AIM –
Copy out every line exactly as given.

-- start RECORDS SUPPLIED --

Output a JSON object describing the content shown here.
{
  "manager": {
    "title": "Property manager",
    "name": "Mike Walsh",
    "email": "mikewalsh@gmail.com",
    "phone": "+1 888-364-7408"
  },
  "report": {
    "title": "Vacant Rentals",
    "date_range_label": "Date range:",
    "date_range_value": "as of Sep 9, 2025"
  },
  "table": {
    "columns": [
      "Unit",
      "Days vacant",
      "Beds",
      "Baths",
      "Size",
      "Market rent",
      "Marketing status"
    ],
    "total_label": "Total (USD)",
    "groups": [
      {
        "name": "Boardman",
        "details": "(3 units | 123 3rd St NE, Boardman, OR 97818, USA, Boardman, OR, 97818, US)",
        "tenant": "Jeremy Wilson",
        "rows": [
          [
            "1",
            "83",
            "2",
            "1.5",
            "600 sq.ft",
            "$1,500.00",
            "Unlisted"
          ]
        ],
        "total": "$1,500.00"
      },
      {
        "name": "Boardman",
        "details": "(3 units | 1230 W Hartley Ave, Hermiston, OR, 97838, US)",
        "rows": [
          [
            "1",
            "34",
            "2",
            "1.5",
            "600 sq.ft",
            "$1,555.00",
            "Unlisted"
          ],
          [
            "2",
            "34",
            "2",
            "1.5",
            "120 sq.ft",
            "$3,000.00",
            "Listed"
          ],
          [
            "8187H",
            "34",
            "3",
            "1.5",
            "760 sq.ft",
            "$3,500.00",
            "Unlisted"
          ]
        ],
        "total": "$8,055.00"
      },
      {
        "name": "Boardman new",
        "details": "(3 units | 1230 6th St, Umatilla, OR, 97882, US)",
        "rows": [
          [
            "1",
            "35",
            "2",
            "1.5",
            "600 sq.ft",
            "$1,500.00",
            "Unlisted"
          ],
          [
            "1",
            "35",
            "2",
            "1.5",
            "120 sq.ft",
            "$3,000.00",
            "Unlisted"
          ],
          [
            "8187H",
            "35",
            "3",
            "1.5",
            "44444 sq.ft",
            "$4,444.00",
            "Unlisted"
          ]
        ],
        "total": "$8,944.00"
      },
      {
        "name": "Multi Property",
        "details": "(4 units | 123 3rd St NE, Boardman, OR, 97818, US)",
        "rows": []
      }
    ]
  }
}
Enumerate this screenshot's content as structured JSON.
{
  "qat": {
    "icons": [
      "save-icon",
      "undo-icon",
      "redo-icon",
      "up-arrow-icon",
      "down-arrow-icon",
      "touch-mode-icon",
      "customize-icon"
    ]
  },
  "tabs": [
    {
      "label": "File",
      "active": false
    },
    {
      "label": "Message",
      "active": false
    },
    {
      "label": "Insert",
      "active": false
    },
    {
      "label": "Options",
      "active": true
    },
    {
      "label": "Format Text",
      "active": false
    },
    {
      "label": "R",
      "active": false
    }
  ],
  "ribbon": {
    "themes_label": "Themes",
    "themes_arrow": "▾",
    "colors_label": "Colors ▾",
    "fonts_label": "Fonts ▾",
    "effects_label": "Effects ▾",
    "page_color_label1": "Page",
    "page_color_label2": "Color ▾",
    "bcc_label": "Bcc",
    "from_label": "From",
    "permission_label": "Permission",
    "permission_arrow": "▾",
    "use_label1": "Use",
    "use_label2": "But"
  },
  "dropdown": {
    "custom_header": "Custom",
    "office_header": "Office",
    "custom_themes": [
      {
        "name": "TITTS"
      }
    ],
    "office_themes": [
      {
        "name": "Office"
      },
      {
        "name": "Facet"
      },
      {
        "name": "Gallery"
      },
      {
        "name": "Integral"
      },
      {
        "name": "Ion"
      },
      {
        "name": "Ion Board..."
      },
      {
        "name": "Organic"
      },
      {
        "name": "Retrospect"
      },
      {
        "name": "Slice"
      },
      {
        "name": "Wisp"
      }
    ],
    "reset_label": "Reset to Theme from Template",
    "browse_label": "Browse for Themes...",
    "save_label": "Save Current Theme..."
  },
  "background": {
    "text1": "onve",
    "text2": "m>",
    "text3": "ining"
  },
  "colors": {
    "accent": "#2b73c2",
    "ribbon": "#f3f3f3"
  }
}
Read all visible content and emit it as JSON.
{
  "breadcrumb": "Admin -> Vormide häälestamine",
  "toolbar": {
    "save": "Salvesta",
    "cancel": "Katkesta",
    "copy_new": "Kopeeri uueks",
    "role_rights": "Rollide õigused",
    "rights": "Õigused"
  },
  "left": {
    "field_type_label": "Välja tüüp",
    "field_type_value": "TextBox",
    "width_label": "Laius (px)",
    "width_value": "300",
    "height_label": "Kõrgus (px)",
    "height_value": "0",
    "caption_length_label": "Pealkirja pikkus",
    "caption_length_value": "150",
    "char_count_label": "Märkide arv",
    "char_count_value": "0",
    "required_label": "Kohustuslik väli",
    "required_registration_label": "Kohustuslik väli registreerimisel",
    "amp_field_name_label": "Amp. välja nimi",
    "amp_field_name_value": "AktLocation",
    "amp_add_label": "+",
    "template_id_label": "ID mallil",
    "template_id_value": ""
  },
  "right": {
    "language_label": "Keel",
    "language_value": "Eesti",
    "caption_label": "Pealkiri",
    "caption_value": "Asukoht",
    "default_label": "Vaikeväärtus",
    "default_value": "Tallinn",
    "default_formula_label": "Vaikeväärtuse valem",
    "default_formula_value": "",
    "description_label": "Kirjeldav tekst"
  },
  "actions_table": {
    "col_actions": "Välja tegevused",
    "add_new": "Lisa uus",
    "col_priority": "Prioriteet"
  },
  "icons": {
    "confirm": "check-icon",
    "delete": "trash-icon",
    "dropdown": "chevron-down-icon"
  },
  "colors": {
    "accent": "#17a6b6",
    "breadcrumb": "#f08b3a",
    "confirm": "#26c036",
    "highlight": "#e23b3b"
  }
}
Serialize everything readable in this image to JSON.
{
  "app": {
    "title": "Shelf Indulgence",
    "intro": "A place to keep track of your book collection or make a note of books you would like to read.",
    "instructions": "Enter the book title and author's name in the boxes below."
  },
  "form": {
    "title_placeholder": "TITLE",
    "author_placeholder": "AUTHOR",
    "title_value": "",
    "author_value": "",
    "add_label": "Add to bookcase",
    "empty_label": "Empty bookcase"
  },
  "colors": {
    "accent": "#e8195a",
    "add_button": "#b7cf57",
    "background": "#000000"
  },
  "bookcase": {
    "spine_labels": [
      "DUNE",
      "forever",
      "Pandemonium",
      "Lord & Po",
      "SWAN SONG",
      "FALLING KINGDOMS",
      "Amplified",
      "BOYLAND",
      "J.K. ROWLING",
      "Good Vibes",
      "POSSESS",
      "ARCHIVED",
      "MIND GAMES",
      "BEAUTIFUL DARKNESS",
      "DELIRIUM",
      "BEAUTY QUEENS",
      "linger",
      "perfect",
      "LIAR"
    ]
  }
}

-- end RECORDS SUPPLIED --

ANSWER FOR THIS EXERCISE –
Output a JSON object describing the content shown here.
{
  "manager": {
    "title": "Property manager",
    "name": "Mike Walsh",
    "email": "mikewalsh@gmail.com",
    "phone": "+1 888-364-7408"
  },
  "report": {
    "title": "Vacant Rentals",
    "date_range_label": "Date range:",
    "date_range_value": "as of Sep 9, 2025"
  },
  "table": {
    "columns": [
      "Unit",
      "Days vacant",
      "Beds",
      "Baths",
      "Size",
      "Market rent",
      "Marketing status"
    ],
    "total_label": "Total (USD)",
    "groups": [
      {
        "name": "Boardman",
        "details": "(3 units | 123 3rd St NE, Boardman, OR 97818, USA, Boardman, OR, 97818, US)",
        "tenant": "Jeremy Wilson",
        "rows": [
          [
            "1",
            "83",
            "2",
            "1.5",
            "600 sq.ft",
            "$1,500.00",
            "Unlisted"
          ]
        ],
        "total": "$1,500.00"
      },
      {
        "name": "Boardman",
        "details": "(3 units | 1230 W Hartley Ave, Hermiston, OR, 97838, US)",
        "rows": [
          [
            "1",
            "34",
            "2",
            "1.5",
            "600 sq.ft",
            "$1,555.00",
            "Unlisted"
          ],
          [
            "2",
            "34",
            "2",
            "1.5",
            "120 sq.ft",
            "$3,000.00",
            "Listed"
          ],
          [
            "8187H",
            "34",
            "3",
            "1.5",
            "760 sq.ft",
            "$3,500.00",
            "Unlisted"
          ]
        ],
        "total": "$8,055.00"
      },
      {
        "name": "Boardman new",
        "details": "(3 units | 1230 6th St, Umatilla, OR, 97882, US)",
        "rows": [
          [
            "1",
            "35",
            "2",
            "1.5",
            "600 sq.ft",
            "$1,500.00",
            "Unlisted"
          ],
          [
            "1",
            "35",
            "2",
            "1.5",
            "120 sq.ft",
            "$3,000.00",
            "Unlisted"
          ],
          [
            "8187H",
            "35",
            "3",
            "1.5",
            "44444 sq.ft",
            "$4,444.00",
            "Unlisted"
          ]
        ],
        "total": "$8,944.00"
      },
      {
        "name": "Multi Property",
        "details": "(4 units | 123 3rd St NE, Boardman, OR, 97818, US)",
        "rows": []
      }
    ]
  }
}
Enumerate this screenshot's content as structured JSON.
{
  "qat": {
    "icons": [
      "save-icon",
      "undo-icon",
      "redo-icon",
      "up-arrow-icon",
      "down-arrow-icon",
      "touch-mode-icon",
      "customize-icon"
    ]
  },
  "tabs": [
    {
      "label": "File",
      "active": false
    },
    {
      "label": "Message",
      "active": false
    },
    {
      "label": "Insert",
      "active": false
    },
    {
      "label": "Options",
      "active": true
    },
    {
      "label": "Format Text",
      "active": false
    },
    {
      "label": "R",
      "active": false
    }
  ],
  "ribbon": {
    "themes_label": "Themes",
    "themes_arrow": "▾",
    "colors_label": "Colors ▾",
    "fonts_label": "Fonts ▾",
    "effects_label": "Effects ▾",
    "page_color_label1": "Page",
    "page_color_label2": "Color ▾",
    "bcc_label": "Bcc",
    "from_label": "From",
    "permission_label": "Permission",
    "permission_arrow": "▾",
    "use_label1": "Use",
    "use_label2": "But"
  },
  "dropdown": {
    "custom_header": "Custom",
    "office_header": "Office",
    "custom_themes": [
      {
        "name": "TITTS"
      }
    ],
    "office_themes": [
      {
        "name": "Office"
      },
      {
        "name": "Facet"
      },
      {
        "name": "Gallery"
      },
      {
        "name": "Integral"
      },
      {
        "name": "Ion"
      },
      {
        "name": "Ion Board..."
      },
      {
        "name": "Organic"
      },
      {
        "name": "Retrospect"
      },
      {
        "name": "Slice"
      },
      {
        "name": "Wisp"
      }
    ],
    "reset_label": "Reset to Theme from Template",
    "browse_label": "Browse for Themes...",
    "save_label": "Save Current Theme..."
  },
  "background": {
    "text1": "onve",
    "text2": "m>",
    "text3": "ining"
  },
  "colors": {
    "accent": "#2b73c2",
    "ribbon": "#f3f3f3"
  }
}
Read all visible content and emit it as JSON.
{
  "breadcrumb": "Admin -> Vormide häälestamine",
  "toolbar": {
    "save": "Salvesta",
    "cancel": "Katkesta",
    "copy_new": "Kopeeri uueks",
    "role_rights": "Rollide õigused",
    "rights": "Õigused"
  },
  "left": {
    "field_type_label": "Välja tüüp",
    "field_type_value": "TextBox",
    "width_label": "Laius (px)",
    "width_value": "300",
    "height_label": "Kõrgus (px)",
    "height_value": "0",
    "caption_length_label": "Pealkirja pikkus",
    "caption_length_value": "150",
    "char_count_label": "Märkide arv",
    "char_count_value": "0",
    "required_label": "Kohustuslik väli",
    "required_registration_label": "Kohustuslik väli registreerimisel",
    "amp_field_name_label": "Amp. välja nimi",
    "amp_field_name_value": "AktLocation",
    "amp_add_label": "+",
    "template_id_label": "ID mallil",
    "template_id_value": ""
  },
  "right": {
    "language_label": "Keel",
    "language_value": "Eesti",
    "caption_label": "Pealkiri",
    "caption_value": "Asukoht",
    "default_label": "Vaikeväärtus",
    "default_value": "Tallinn",
    "default_formula_label": "Vaikeväärtuse valem",
    "default_formula_value": "",
    "description_label": "Kirjeldav tekst"
  },
  "actions_table": {
    "col_actions": "Välja tegevused",
    "add_new": "Lisa uus",
    "col_priority": "Prioriteet"
  },
  "icons": {
    "confirm": "check-icon",
    "delete": "trash-icon",
    "dropdown": "chevron-down-icon"
  },
  "colors": {
    "accent": "#17a6b6",
    "breadcrumb": "#f08b3a",
    "confirm": "#26c036",
    "highlight": "#e23b3b"
  }
}
Serialize everything readable in this image to JSON.
{
  "app": {
    "title": "Shelf Indulgence",
    "intro": "A place to keep track of your book collection or make a note of books you would like to read.",
    "instructions": "Enter the book title and author's name in the boxes below."
  },
  "form": {
    "title_placeholder": "TITLE",
    "author_placeholder": "AUTHOR",
    "title_value": "",
    "author_value": "",
    "add_label": "Add to bookcase",
    "empty_label": "Empty bookcase"
  },
  "colors": {
    "accent": "#e8195a",
    "add_button": "#b7cf57",
    "background": "#000000"
  },
  "bookcase": {
    "spine_labels": [
      "DUNE",
      "forever",
      "Pandemonium",
      "Lord & Po",
      "SWAN SONG",
      "FALLING KINGDOMS",
      "Amplified",
      "BOYLAND",
      "J.K. ROWLING",
      "Good Vibes",
      "POSSESS",
      "ARCHIVED",
      "MIND GAMES",
      "BEAUTIFUL DARKNESS",
      "DELIRIUM",
      "BEAUTY QUEENS",
      "linger",
      "perfect",
      "LIAR"
    ]
  }
}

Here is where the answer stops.